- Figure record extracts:
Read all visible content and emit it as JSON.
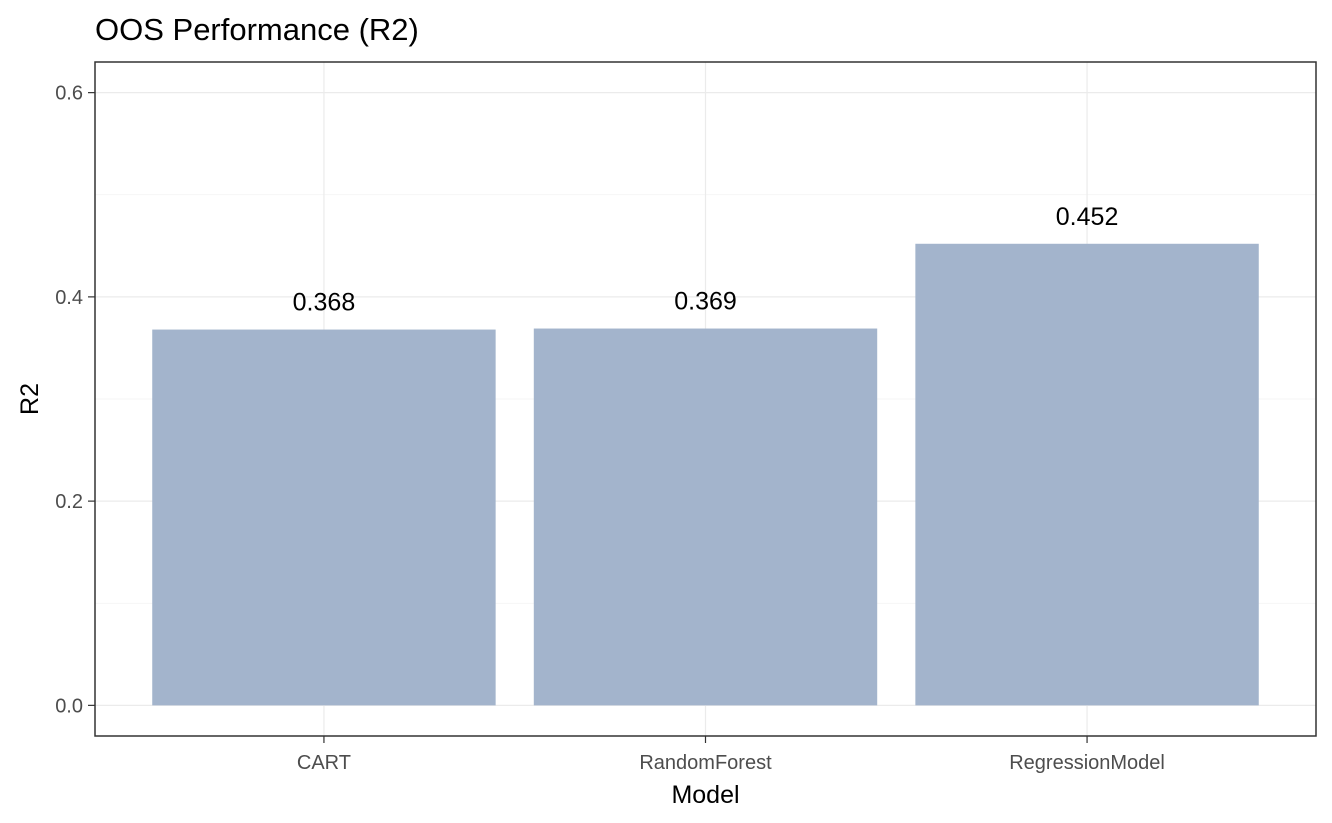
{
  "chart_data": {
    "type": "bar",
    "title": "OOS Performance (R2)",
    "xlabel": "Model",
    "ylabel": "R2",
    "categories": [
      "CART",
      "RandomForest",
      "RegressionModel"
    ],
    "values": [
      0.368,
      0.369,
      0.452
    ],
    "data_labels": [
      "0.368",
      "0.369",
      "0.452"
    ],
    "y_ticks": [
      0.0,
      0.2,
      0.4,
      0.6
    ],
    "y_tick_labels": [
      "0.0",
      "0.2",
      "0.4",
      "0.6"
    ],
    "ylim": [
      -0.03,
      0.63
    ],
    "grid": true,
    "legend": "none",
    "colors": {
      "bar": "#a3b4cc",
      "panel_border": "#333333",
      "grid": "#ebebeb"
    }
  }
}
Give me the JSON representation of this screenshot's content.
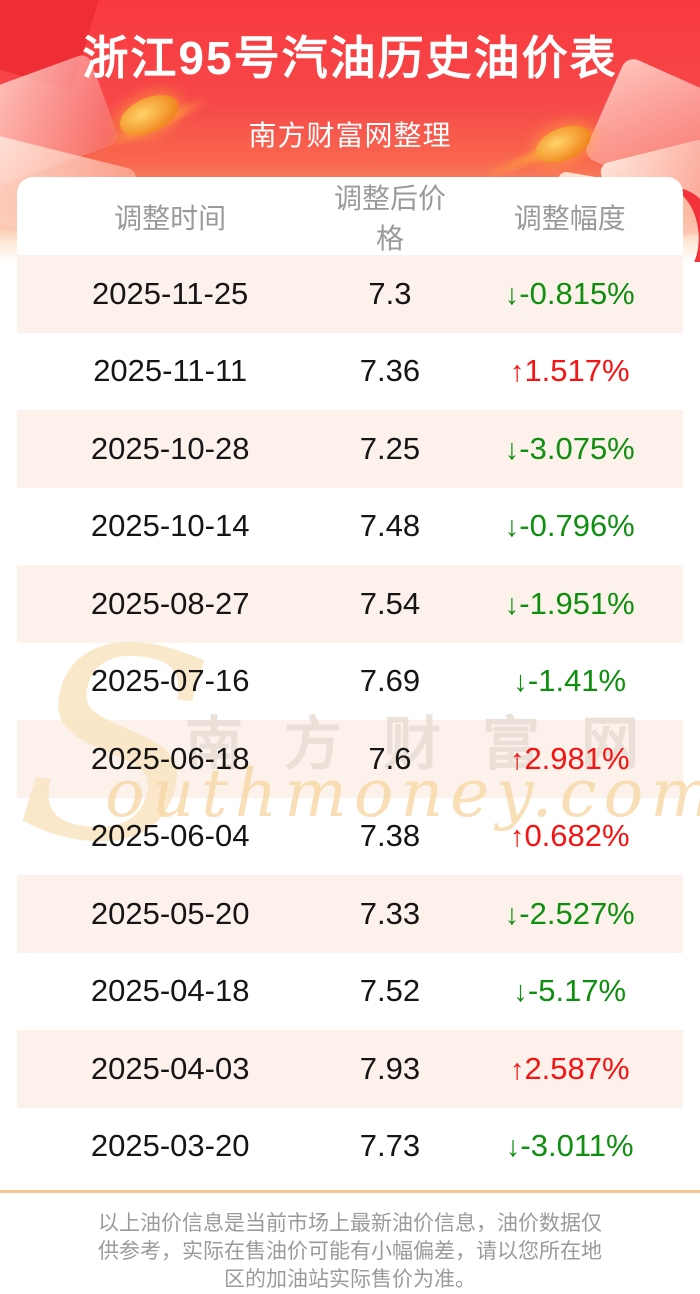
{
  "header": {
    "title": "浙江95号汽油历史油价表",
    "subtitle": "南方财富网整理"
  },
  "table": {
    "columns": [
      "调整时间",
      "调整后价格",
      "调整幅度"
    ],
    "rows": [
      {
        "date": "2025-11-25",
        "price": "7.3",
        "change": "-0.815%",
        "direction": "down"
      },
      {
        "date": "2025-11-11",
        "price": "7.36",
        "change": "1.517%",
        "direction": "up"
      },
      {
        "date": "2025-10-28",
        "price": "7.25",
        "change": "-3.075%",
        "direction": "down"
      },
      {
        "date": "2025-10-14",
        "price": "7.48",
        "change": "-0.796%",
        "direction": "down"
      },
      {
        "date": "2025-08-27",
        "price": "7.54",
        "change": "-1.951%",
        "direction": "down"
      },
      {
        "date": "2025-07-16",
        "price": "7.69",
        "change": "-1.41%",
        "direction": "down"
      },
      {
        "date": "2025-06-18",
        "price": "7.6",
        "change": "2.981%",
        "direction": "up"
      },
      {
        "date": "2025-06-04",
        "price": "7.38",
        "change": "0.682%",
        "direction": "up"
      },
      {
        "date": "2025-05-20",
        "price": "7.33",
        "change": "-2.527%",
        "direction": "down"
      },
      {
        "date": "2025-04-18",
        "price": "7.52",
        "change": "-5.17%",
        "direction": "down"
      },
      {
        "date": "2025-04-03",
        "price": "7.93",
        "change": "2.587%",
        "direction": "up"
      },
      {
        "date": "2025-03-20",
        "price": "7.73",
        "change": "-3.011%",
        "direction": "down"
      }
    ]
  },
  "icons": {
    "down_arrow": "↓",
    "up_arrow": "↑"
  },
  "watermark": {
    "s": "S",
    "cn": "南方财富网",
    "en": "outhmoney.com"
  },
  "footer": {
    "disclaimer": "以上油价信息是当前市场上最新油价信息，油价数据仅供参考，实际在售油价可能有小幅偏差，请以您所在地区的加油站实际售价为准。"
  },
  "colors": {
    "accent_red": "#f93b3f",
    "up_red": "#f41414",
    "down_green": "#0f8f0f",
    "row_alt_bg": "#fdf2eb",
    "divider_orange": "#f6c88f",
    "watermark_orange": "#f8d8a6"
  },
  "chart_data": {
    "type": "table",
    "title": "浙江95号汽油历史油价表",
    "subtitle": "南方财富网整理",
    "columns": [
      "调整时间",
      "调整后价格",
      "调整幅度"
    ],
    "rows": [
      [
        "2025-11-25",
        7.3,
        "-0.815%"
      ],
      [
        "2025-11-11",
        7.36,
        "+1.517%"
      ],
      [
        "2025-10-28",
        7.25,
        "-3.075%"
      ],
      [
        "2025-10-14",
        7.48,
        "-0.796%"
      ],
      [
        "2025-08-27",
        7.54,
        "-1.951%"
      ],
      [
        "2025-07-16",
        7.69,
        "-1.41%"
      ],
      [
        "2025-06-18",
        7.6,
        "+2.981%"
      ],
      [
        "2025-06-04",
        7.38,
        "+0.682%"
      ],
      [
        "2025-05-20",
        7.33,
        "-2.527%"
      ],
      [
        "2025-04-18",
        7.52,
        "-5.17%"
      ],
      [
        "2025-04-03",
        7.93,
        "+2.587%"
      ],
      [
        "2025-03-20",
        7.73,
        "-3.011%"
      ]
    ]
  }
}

---

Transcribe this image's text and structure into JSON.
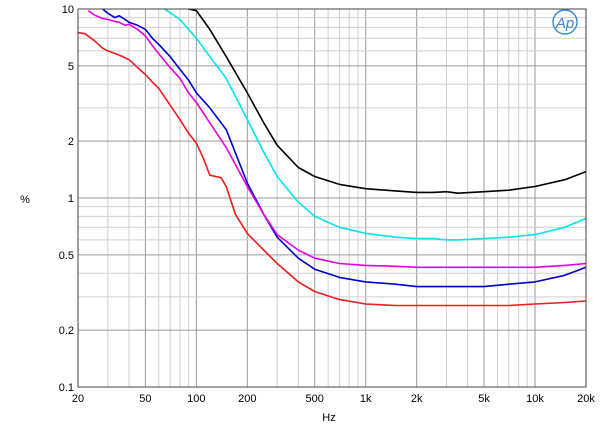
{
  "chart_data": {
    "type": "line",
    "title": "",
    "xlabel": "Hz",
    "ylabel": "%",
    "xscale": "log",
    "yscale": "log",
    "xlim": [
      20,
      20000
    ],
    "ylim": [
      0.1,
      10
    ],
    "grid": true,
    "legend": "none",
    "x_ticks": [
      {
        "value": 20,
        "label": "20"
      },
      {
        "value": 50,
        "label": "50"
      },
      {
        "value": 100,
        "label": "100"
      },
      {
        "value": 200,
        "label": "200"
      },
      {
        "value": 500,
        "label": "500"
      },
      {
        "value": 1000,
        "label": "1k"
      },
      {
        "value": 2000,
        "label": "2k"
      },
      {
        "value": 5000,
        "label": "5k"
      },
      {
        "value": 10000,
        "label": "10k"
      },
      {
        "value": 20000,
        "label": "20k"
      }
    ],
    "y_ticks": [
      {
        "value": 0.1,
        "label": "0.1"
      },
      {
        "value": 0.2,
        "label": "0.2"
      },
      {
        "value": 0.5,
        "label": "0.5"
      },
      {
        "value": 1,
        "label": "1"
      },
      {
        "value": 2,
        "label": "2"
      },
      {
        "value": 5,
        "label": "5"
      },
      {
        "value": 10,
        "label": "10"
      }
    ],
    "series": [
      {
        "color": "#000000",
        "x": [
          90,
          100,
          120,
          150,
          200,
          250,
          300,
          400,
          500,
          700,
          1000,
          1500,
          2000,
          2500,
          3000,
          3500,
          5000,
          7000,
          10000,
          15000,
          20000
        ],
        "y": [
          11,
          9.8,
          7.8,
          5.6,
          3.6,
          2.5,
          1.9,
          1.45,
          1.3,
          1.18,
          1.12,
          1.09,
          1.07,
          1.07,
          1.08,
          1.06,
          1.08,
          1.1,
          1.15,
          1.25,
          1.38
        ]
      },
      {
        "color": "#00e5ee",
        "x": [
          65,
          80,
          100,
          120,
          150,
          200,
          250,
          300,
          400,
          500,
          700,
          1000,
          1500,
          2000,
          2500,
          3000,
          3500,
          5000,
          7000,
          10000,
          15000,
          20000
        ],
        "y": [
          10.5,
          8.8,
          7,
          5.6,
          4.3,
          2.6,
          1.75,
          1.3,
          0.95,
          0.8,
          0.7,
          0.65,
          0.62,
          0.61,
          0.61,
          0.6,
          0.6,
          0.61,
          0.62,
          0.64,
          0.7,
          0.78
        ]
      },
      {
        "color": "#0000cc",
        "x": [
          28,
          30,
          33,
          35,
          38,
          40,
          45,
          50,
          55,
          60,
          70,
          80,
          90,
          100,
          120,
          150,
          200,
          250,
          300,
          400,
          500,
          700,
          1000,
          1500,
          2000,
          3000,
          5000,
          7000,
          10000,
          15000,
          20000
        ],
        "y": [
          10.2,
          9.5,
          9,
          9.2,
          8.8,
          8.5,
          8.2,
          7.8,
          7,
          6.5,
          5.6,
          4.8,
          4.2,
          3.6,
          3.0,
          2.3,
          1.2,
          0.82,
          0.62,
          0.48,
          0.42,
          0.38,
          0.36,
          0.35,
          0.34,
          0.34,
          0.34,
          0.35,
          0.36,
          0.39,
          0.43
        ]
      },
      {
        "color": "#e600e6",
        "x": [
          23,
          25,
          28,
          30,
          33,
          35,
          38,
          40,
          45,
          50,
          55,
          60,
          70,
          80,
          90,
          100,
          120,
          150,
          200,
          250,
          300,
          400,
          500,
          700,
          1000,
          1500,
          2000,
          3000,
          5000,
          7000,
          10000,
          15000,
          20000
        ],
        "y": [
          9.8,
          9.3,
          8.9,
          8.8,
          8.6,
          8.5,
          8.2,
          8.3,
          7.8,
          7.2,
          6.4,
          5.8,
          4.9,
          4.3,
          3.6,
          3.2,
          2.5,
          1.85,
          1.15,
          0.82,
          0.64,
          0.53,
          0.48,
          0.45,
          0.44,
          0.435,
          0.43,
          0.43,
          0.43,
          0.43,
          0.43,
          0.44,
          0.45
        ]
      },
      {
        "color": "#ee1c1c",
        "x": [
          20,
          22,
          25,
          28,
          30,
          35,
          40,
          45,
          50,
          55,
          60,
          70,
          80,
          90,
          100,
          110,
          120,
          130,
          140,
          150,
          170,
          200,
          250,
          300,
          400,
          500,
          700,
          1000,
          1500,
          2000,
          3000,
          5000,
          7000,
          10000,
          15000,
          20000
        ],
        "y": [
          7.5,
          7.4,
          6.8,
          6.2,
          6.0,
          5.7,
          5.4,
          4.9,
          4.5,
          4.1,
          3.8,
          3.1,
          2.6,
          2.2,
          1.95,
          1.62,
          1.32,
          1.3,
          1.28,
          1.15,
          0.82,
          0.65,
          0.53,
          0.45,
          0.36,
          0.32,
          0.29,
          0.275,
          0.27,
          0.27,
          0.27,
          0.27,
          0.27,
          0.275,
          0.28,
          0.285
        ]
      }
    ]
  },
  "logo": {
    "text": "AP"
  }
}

---

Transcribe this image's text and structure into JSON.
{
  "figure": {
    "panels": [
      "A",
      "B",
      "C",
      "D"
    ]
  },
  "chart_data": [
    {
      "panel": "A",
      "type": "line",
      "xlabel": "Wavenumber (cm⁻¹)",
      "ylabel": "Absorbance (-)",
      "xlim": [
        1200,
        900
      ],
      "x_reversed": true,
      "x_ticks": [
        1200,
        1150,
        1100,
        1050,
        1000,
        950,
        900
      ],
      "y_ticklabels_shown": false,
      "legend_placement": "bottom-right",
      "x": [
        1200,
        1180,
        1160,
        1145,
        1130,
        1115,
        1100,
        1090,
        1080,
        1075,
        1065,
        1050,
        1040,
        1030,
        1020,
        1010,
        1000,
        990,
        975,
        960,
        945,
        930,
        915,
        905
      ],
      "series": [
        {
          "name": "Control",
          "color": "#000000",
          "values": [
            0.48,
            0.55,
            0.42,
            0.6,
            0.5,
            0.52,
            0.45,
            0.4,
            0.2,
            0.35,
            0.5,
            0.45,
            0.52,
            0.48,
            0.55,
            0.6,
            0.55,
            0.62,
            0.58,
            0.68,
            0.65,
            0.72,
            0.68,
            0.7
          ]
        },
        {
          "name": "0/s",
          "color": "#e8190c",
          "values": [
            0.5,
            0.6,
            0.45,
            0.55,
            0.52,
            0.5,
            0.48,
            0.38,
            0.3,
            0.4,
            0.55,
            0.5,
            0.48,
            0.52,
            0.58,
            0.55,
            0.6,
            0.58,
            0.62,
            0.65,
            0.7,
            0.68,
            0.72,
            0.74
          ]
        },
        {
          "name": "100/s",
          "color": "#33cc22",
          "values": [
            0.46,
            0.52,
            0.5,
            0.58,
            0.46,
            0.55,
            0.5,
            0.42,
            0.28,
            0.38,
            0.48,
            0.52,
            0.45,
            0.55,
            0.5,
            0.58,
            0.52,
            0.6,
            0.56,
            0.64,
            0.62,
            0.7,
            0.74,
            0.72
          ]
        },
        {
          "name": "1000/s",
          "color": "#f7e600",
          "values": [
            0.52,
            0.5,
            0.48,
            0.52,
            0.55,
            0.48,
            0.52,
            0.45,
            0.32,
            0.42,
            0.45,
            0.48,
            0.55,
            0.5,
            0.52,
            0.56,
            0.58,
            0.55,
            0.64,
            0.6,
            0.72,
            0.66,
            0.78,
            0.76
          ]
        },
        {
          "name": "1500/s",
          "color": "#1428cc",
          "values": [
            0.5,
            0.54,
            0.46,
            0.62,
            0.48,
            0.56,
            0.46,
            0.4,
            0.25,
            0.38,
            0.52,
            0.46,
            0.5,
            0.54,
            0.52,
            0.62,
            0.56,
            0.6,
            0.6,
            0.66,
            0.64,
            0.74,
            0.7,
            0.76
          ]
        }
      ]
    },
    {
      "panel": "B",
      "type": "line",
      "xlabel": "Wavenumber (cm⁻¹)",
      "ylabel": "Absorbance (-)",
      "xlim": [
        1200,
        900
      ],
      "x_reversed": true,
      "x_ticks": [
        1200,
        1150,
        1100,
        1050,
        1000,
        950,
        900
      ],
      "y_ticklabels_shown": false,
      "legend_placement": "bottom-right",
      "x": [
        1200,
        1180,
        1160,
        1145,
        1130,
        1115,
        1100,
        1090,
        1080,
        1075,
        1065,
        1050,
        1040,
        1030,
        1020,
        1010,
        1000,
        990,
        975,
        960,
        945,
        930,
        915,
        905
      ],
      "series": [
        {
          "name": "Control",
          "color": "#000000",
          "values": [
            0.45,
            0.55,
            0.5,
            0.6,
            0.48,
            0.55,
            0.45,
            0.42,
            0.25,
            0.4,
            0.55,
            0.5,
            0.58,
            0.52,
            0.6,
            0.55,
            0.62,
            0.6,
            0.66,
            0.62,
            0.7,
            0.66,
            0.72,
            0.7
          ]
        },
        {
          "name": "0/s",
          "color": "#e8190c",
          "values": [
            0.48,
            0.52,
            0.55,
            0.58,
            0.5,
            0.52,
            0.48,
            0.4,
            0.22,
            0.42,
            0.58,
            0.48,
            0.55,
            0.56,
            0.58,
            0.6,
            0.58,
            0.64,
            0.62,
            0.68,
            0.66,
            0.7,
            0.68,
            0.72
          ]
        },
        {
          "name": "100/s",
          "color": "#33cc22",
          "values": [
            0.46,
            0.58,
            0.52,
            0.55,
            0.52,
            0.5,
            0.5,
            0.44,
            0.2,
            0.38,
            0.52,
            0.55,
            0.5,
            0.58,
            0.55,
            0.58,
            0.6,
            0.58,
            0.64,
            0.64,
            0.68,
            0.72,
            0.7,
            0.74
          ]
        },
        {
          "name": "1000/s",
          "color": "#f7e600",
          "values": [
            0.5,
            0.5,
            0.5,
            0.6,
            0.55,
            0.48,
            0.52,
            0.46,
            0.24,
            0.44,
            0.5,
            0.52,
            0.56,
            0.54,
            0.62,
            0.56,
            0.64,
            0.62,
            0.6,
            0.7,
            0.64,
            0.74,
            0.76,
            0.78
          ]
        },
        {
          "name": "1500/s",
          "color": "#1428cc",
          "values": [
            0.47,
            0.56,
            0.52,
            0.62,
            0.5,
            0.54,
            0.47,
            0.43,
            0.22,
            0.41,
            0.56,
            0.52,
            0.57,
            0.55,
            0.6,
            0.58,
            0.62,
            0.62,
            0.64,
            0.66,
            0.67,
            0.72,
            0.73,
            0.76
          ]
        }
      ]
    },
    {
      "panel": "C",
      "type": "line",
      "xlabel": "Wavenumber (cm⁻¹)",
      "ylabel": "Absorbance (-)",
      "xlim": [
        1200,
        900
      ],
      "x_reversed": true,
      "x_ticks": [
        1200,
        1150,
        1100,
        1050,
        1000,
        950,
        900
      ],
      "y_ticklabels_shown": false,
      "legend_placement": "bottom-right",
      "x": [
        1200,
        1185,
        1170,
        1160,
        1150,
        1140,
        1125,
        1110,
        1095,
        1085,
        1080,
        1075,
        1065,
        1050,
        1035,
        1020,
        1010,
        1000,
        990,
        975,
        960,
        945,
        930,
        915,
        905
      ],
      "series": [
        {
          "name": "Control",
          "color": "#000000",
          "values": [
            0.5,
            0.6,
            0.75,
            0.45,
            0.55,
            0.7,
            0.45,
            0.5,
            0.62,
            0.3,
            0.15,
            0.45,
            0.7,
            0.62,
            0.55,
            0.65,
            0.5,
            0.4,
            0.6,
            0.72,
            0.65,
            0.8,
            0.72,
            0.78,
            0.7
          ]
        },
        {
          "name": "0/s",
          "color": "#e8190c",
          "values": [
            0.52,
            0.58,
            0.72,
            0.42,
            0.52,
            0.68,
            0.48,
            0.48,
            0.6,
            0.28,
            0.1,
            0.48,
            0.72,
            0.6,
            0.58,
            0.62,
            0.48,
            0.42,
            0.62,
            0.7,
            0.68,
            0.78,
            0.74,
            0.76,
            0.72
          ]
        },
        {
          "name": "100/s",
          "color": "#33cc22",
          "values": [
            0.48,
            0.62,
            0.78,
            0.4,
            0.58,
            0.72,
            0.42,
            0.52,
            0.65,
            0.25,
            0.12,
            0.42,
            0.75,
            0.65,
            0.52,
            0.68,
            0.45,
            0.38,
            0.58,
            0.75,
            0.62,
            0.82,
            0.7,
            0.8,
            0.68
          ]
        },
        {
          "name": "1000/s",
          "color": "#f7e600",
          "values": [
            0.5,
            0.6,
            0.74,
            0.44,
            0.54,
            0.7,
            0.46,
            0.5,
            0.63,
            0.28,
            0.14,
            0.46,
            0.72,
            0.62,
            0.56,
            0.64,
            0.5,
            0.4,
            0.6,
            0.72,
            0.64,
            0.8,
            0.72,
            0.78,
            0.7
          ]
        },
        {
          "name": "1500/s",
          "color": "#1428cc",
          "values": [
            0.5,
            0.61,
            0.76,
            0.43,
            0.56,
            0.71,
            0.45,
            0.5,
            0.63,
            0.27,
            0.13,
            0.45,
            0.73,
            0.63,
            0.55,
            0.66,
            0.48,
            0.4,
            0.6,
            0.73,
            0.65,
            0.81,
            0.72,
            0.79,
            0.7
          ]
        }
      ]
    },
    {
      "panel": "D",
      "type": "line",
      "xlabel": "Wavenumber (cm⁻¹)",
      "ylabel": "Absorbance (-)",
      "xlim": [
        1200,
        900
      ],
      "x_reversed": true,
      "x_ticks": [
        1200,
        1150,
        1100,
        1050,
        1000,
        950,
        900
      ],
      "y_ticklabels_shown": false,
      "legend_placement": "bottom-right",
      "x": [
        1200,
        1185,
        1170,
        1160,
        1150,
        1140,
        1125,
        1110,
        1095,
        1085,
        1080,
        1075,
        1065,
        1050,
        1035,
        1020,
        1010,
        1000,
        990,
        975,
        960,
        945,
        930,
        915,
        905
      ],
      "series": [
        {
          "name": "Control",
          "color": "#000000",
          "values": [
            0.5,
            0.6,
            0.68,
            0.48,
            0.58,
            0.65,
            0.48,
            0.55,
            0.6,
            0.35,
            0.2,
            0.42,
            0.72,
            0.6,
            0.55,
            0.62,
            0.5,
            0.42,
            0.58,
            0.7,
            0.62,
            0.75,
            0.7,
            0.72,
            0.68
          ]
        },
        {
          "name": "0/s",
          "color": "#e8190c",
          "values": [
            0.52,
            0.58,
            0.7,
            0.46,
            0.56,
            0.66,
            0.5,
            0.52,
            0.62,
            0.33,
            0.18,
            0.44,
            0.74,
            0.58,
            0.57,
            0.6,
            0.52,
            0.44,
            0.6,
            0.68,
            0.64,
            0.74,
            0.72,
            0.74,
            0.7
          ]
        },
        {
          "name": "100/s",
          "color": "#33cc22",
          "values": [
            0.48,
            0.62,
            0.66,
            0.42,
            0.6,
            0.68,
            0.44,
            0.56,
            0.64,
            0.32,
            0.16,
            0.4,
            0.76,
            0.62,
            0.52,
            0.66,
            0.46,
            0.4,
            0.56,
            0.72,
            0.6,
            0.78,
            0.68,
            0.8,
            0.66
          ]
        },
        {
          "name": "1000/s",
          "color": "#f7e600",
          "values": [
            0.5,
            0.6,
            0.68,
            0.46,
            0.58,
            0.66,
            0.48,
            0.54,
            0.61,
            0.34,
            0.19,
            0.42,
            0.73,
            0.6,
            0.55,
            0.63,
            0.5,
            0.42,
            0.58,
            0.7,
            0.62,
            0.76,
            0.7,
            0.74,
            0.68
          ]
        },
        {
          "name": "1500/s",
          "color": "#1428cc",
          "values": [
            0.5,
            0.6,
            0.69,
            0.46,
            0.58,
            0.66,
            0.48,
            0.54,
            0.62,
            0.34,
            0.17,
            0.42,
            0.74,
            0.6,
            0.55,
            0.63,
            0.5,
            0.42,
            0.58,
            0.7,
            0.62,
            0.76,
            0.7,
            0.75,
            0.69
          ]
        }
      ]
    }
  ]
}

- TASK TO CARRY OUT: Identify the lines that hold the word "price". Copy every one of them.

- FULL OUTPUT:
        "price": "7.3",
        "price": "7.36",
        "price": "7.25",
        "price": "7.48",
        "price": "7.54",
        "price": "7.69",
        "price": "7.6",
        "price": "7.38",
        "price": "7.33",
        "price": "7.52",
        "price": "7.93",
        "price": "7.73",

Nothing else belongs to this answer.